-------- BLOK TEKS --------

Langkah kedua tidak relavan, pertama, mencari-cari kelemahan dan kesalahan sesama muslim untuk membentuk citra buruk adalah larangan agama :
Abu Hurairah ra berkata : bersabda Nabi saw: “Tiada seorang yang menutupi aurat kejelekan orang lain di dunia, melainkan Allah akan menutupi kejelekannya di hari kiamat,” (HR. Muslim).
Padahal kalau memang terdapat kejelekan dan kesalahan orang-orang yang berjuang di parlemen, seharusnya diberi nasehat dan didoakan agar istiqomah dan selalu dalam kebaikan bukan malah dibuka aibnya, kedua, disebabkan sibuk mencari kelamahan dan kesalahan orang lain, dia sendiri lupa bahwa dia justru tidak mencapai kemajuan sedikitpun dalam dakwahnya dan lupa untuk instropeksi diri, padahal alangkah bermanfaatnya bila segenap tenaga dan pikiran dicurahkan untuk mencapai kemajuan dakwahnya, dan ada yang lebih berbahaya dari itu semua yaitu boomerang yang sedang menuju dirinya, pepatah mengatakan senjata makan tuan, sibuk melempar boomerang ke arah musuh, tidak sadar boomerang mengarah balik ke dirinya.
Kalau kita kritis, pembentukan opini negatif oleh orang-orang yang mengharamkan parlemen yang ditujukan untuk memberikan citra negatif kepada orang-orang yang berjuang di parlemen, sebetulnya juga berlaku bagi pembuat opini itu sendiri, misalnya opini yang paling sering dihembuskan baik di internet, buku maupun diskusi face to face adalah :
Tidak mungkin syariat Islam ditegakkan melalui demokrasi yang notabene bukan dari Islam, tidak ada dalam sejarah, syariat Islam yang berhasil ditegakkan melalui parlemen dan demokrasi.

--------

## SOAL 1
Pepatah apa yang disebut dalam blok teks untuk menggambarkan boomerang yang berbalik ke arah pelemparnya?

-------- DATA YANG DIBERIKAN --------

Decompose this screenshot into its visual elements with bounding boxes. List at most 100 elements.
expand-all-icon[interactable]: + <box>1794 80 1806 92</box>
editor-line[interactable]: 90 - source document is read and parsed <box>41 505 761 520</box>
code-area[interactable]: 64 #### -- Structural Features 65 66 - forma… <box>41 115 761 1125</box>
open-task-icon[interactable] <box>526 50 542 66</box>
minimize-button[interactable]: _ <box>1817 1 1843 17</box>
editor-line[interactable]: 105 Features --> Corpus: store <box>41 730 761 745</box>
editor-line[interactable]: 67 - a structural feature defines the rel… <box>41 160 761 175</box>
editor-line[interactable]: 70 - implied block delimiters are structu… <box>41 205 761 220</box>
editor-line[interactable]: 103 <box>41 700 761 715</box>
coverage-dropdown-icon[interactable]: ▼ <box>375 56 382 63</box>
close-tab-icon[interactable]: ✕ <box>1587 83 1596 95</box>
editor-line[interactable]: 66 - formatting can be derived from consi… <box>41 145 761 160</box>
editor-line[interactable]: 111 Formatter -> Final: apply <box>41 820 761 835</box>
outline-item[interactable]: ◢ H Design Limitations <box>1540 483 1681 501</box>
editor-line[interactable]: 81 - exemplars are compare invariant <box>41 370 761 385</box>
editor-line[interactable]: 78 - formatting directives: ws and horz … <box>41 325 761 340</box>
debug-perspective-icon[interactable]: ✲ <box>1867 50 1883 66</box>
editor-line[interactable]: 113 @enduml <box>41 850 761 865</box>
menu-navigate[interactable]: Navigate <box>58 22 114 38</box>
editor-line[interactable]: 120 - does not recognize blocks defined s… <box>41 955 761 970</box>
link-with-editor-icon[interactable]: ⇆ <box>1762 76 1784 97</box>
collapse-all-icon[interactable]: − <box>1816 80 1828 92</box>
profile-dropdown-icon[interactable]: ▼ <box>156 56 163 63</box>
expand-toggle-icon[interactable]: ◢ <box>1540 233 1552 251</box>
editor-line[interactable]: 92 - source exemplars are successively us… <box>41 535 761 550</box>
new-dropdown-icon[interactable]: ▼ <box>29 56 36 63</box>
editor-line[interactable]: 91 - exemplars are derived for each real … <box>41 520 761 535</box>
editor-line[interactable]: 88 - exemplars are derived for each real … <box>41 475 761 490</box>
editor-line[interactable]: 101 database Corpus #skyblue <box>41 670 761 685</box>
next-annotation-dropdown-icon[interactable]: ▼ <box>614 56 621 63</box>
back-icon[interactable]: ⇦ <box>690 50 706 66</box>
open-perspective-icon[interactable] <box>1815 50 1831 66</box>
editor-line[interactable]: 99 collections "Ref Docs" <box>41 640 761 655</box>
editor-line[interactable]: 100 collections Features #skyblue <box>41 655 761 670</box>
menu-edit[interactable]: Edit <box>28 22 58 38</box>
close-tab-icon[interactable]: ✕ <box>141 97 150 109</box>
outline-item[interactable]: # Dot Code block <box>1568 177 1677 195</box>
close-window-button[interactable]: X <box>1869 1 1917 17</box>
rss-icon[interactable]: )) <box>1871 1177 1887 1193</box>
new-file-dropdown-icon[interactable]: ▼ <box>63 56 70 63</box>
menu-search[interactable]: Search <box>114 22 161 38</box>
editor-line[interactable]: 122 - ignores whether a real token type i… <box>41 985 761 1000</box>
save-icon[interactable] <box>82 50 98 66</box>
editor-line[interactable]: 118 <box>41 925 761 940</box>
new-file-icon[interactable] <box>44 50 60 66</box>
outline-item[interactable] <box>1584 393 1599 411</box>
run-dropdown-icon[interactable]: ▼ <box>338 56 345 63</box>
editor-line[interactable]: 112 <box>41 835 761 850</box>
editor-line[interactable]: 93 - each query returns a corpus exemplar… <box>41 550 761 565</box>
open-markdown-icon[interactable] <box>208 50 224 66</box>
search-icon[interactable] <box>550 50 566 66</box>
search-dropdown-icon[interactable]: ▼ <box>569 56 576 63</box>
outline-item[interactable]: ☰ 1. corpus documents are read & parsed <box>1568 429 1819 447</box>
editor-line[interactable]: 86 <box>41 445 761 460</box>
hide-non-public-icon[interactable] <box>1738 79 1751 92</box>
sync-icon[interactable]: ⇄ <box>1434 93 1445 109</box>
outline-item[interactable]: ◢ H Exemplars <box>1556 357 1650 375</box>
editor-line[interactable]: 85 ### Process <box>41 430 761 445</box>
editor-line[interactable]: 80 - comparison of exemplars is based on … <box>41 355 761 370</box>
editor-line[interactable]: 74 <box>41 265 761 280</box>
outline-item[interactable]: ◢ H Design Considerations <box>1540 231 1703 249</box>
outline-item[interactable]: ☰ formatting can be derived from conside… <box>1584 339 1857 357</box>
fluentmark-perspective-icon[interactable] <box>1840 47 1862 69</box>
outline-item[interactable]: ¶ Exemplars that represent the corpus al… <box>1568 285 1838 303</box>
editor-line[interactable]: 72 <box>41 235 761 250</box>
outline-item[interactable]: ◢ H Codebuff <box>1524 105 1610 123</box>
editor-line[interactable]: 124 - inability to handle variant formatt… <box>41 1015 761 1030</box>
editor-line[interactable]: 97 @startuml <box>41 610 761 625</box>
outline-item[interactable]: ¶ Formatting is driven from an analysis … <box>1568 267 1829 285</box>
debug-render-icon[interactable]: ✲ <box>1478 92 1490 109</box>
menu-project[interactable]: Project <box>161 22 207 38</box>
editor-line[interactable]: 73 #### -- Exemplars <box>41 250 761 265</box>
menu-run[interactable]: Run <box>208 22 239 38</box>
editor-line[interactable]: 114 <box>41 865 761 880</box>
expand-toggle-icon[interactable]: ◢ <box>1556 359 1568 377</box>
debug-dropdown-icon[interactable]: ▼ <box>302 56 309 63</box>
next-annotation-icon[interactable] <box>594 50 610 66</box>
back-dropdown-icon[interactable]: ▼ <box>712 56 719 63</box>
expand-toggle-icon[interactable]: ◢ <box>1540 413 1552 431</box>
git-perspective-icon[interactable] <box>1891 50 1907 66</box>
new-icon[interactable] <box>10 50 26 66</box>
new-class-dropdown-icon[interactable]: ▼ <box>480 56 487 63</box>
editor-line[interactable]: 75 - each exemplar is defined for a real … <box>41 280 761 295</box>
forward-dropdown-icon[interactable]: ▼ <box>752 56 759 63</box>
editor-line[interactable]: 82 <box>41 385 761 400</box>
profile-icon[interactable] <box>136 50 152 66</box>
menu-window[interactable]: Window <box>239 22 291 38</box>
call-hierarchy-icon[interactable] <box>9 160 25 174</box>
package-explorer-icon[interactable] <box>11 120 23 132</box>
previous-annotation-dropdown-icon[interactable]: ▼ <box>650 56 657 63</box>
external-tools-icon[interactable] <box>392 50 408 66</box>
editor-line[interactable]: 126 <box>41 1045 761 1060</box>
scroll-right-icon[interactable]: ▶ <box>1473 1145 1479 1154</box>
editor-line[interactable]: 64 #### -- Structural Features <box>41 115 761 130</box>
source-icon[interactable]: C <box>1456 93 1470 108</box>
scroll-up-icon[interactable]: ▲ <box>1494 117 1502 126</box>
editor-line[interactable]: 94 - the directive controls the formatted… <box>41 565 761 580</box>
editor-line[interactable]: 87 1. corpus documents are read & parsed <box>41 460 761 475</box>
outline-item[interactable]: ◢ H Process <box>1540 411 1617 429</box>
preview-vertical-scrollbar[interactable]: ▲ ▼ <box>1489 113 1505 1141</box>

--------

## SOAL 2
Ubah entri mulai dari baris pertamanya sampai baris yang memuat "editor-line[interactable]: 91 - exemplars" menjadi daftar JSON berisi string, satu string untuk setiap baris, tanpa baris kosong.

## HASIL 1
Senjata makan tuan.

## HASIL 2
[
  "Decompose this screenshot into its visual elements with bounding boxes. List at most 100 elements.",
  "expand-all-icon[interactable]: + <box>1794 80 1806 92</box>",
  "editor-line[interactable]: 90 - source document is read and parsed <box>41 505 761 520</box>",
  "code-area[interactable]: 64 #### -- Structural Features 65 66 - forma… <box>41 115 761 1125</box>",
  "open-task-icon[interactable] <box>526 50 542 66</box>",
  "minimize-button[interactable]: _ <box>1817 1 1843 17</box>",
  "editor-line[interactable]: 105 Features --> Corpus: store <box>41 730 761 745</box>",
  "editor-line[interactable]: 67 - a structural feature defines the rel… <box>41 160 761 175</box>",
  "editor-line[interactable]: 70 - implied block delimiters are structu… <box>41 205 761 220</box>",
  "editor-line[interactable]: 103 <box>41 700 761 715</box>",
  "coverage-dropdown-icon[interactable]: ▼ <box>375 56 382 63</box>",
  "close-tab-icon[interactable]: ✕ <box>1587 83 1596 95</box>",
  "editor-line[interactable]: 66 - formatting can be derived from consi… <box>41 145 761 160</box>",
  "editor-line[interactable]: 111 Formatter -> Final: apply <box>41 820 761 835</box>",
  "outline-item[interactable]: ◢ H Design Limitations <box>1540 483 1681 501</box>",
  "editor-line[interactable]: 81 - exemplars are compare invariant <box>41 370 761 385</box>",
  "editor-line[interactable]: 78 - formatting directives: ws and horz … <box>41 325 761 340</box>",
  "debug-perspective-icon[interactable]: ✲ <box>1867 50 1883 66</box>",
  "editor-line[interactable]: 113 @enduml <box>41 850 761 865</box>",
  "menu-navigate[interactable]: Navigate <box>58 22 114 38</box>",
  "editor-line[interactable]: 120 - does not recognize blocks defined s… <box>41 955 761 970</box>",
  "link-with-editor-icon[interactable]: ⇆ <box>1762 76 1784 97</box>",
  "collapse-all-icon[interactable]: − <box>1816 80 1828 92</box>",
  "profile-dropdown-icon[interactable]: ▼ <box>156 56 163 63</box>",
  "expand-toggle-icon[interactable]: ◢ <box>1540 233 1552 251</box>",
  "editor-line[interactable]: 92 - source exemplars are successively us… <box>41 535 761 550</box>",
  "new-dropdown-icon[interactable]: ▼ <box>29 56 36 63</box>",
  "editor-line[interactable]: 91 - exemplars are derived for each real … <box>41 520 761 535</box>"
]